* _Work instructions_: Display each line in the entries below that contains the string "account".

[Spatial layout entries]
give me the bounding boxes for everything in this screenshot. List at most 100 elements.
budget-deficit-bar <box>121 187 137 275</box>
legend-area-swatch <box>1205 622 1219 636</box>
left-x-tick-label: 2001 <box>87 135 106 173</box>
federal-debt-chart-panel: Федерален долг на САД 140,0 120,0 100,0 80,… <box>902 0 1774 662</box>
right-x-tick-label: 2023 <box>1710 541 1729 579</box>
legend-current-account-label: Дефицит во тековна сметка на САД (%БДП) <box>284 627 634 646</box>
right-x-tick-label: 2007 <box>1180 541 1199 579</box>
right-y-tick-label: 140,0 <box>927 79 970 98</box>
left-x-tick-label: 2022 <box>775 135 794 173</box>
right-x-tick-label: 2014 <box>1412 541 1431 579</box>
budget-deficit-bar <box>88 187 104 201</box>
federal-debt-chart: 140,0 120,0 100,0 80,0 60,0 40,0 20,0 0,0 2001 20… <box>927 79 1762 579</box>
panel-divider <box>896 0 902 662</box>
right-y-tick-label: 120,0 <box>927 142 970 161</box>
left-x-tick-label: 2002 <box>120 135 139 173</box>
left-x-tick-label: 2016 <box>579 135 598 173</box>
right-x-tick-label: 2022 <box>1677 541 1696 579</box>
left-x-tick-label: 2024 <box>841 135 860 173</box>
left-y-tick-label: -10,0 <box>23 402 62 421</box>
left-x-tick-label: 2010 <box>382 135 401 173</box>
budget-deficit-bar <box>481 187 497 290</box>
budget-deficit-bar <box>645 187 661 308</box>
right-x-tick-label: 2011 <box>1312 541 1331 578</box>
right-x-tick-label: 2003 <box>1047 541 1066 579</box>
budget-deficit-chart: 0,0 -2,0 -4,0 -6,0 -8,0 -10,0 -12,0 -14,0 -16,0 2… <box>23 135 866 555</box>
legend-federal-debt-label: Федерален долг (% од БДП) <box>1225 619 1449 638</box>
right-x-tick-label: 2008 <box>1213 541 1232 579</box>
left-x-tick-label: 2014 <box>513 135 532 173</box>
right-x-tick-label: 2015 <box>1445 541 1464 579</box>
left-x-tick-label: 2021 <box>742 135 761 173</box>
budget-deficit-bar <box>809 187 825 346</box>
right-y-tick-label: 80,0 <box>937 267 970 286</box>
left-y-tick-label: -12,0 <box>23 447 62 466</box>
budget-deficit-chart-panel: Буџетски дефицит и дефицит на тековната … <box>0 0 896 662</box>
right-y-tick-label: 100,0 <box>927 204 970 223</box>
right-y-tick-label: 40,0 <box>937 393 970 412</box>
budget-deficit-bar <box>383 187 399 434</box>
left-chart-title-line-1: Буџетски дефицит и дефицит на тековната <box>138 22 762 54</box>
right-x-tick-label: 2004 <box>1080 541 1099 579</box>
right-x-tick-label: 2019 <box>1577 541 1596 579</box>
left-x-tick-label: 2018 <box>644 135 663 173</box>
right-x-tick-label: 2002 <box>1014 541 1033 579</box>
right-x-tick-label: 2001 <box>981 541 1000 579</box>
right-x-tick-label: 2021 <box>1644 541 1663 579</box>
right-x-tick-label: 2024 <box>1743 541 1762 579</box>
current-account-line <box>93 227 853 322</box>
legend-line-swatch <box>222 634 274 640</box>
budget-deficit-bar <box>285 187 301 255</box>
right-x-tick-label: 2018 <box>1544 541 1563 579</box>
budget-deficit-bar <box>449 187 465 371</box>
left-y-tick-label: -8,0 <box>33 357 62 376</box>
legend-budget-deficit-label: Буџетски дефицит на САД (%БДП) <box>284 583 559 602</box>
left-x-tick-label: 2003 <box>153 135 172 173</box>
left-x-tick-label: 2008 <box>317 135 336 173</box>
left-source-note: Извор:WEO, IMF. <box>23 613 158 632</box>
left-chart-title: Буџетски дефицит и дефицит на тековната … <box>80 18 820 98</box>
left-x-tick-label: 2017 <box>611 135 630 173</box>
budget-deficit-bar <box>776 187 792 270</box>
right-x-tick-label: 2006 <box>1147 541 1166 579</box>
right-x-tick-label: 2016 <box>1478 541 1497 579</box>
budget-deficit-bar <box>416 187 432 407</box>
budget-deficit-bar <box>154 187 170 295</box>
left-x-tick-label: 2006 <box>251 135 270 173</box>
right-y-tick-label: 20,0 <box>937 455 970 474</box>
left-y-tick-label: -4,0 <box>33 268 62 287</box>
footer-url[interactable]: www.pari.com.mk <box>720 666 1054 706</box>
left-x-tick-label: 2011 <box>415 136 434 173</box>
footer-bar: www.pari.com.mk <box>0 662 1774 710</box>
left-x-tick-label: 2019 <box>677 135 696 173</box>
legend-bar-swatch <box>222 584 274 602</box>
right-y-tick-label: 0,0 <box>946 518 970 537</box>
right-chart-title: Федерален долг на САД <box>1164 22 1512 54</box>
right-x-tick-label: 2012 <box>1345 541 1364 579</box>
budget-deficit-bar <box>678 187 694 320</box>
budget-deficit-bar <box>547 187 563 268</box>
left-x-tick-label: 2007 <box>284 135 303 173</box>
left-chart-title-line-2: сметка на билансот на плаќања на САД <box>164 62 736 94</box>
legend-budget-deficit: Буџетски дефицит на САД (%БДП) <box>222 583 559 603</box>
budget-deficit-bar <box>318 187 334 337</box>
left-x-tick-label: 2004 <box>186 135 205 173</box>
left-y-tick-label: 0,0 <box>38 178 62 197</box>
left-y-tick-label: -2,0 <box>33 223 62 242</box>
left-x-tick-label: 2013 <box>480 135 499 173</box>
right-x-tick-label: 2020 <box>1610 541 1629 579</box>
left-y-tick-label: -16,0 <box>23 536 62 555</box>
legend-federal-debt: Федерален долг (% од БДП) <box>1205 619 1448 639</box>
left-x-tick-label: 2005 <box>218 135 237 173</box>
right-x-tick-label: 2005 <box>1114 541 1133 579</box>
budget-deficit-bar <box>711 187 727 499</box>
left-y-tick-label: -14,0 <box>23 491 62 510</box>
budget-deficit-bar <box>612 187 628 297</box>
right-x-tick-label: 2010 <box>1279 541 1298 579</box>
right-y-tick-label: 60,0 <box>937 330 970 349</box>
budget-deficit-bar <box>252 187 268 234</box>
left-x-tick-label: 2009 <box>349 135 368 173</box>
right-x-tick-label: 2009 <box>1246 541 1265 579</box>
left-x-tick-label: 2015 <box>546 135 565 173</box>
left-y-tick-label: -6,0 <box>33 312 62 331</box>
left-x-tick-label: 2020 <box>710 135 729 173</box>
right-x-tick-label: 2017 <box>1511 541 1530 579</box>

* _Solution to the exercise_:
legend-current-account-label: Дефицит во тековна сметка на САД (%БДП) <box>284 627 634 646</box>
current-account-line <box>93 227 853 322</box>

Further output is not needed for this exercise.